* _WHAT YOU HAVE TO DO_: All the data should come back exactly as it was given.

---*---

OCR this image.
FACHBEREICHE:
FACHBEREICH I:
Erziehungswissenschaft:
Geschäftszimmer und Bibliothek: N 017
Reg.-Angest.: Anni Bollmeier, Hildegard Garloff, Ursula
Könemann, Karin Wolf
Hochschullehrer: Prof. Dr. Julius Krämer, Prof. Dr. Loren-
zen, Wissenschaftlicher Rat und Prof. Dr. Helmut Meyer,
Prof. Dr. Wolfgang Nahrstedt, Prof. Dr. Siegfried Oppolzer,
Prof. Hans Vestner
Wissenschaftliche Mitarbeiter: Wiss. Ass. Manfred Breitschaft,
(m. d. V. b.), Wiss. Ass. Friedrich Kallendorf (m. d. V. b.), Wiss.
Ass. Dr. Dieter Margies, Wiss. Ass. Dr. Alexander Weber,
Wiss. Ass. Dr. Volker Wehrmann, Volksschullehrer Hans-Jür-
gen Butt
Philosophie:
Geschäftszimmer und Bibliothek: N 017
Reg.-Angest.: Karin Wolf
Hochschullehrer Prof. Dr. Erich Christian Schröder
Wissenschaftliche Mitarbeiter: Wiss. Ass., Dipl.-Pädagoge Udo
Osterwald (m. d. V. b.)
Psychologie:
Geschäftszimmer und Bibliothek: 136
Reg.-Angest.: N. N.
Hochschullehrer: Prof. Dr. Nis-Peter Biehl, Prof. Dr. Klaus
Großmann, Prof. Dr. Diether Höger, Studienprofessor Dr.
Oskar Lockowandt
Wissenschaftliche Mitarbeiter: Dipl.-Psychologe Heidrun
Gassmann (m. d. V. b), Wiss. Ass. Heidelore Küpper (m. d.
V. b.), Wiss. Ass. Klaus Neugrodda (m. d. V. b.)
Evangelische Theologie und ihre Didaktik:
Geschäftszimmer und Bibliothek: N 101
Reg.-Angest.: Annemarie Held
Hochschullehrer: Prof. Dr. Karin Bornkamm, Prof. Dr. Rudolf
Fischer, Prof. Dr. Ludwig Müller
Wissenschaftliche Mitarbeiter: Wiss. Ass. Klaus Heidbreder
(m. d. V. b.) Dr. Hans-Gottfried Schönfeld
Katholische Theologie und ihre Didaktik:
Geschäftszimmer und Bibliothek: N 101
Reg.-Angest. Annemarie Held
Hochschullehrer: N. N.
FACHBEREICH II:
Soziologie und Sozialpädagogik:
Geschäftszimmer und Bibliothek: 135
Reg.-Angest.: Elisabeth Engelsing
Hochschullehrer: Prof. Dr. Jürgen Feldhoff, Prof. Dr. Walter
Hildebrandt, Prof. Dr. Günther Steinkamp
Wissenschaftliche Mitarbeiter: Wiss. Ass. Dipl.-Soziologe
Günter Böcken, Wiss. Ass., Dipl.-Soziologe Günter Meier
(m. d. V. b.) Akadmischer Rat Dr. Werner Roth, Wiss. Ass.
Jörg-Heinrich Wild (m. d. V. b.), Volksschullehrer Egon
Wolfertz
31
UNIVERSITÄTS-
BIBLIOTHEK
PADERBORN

---*---

* _ANSWER TO THIS PROBLEM_:
OCR this image.
FACHBEREICHE:
FACHBEREICH I:
Erziehungswissenschaft:
Geschäftszimmer und Bibliothek: N 017
Reg.-Angest.: Anni Bollmeier, Hildegard Garloff, Ursula
Könemann, Karin Wolf
Hochschullehrer: Prof. Dr. Julius Krämer, Prof. Dr. Loren-
zen, Wissenschaftlicher Rat und Prof. Dr. Helmut Meyer,
Prof. Dr. Wolfgang Nahrstedt, Prof. Dr. Siegfried Oppolzer,
Prof. Hans Vestner
Wissenschaftliche Mitarbeiter: Wiss. Ass. Manfred Breitschaft,
(m. d. V. b.), Wiss. Ass. Friedrich Kallendorf (m. d. V. b.), Wiss.
Ass. Dr. Dieter Margies, Wiss. Ass. Dr. Alexander Weber,
Wiss. Ass. Dr. Volker Wehrmann, Volksschullehrer Hans-Jür-
gen Butt
Philosophie:
Geschäftszimmer und Bibliothek: N 017
Reg.-Angest.: Karin Wolf
Hochschullehrer Prof. Dr. Erich Christian Schröder
Wissenschaftliche Mitarbeiter: Wiss. Ass., Dipl.-Pädagoge Udo
Osterwald (m. d. V. b.)
Psychologie:
Geschäftszimmer und Bibliothek: 136
Reg.-Angest.: N. N.
Hochschullehrer: Prof. Dr. Nis-Peter Biehl, Prof. Dr. Klaus
Großmann, Prof. Dr. Diether Höger, Studienprofessor Dr.
Oskar Lockowandt
Wissenschaftliche Mitarbeiter: Dipl.-Psychologe Heidrun
Gassmann (m. d. V. b), Wiss. Ass. Heidelore Küpper (m. d.
V. b.), Wiss. Ass. Klaus Neugrodda (m. d. V. b.)
Evangelische Theologie und ihre Didaktik:
Geschäftszimmer und Bibliothek: N 101
Reg.-Angest.: Annemarie Held
Hochschullehrer: Prof. Dr. Karin Bornkamm, Prof. Dr. Rudolf
Fischer, Prof. Dr. Ludwig Müller
Wissenschaftliche Mitarbeiter: Wiss. Ass. Klaus Heidbreder
(m. d. V. b.) Dr. Hans-Gottfried Schönfeld
Katholische Theologie und ihre Didaktik:
Geschäftszimmer und Bibliothek: N 101
Reg.-Angest. Annemarie Held
Hochschullehrer: N. N.
FACHBEREICH II:
Soziologie und Sozialpädagogik:
Geschäftszimmer und Bibliothek: 135
Reg.-Angest.: Elisabeth Engelsing
Hochschullehrer: Prof. Dr. Jürgen Feldhoff, Prof. Dr. Walter
Hildebrandt, Prof. Dr. Günther Steinkamp
Wissenschaftliche Mitarbeiter: Wiss. Ass. Dipl.-Soziologe
Günter Böcken, Wiss. Ass., Dipl.-Soziologe Günter Meier
(m. d. V. b.) Akadmischer Rat Dr. Werner Roth, Wiss. Ass.
Jörg-Heinrich Wild (m. d. V. b.), Volksschullehrer Egon
Wolfertz
31
UNIVERSITÄTS-
BIBLIOTHEK
PADERBORN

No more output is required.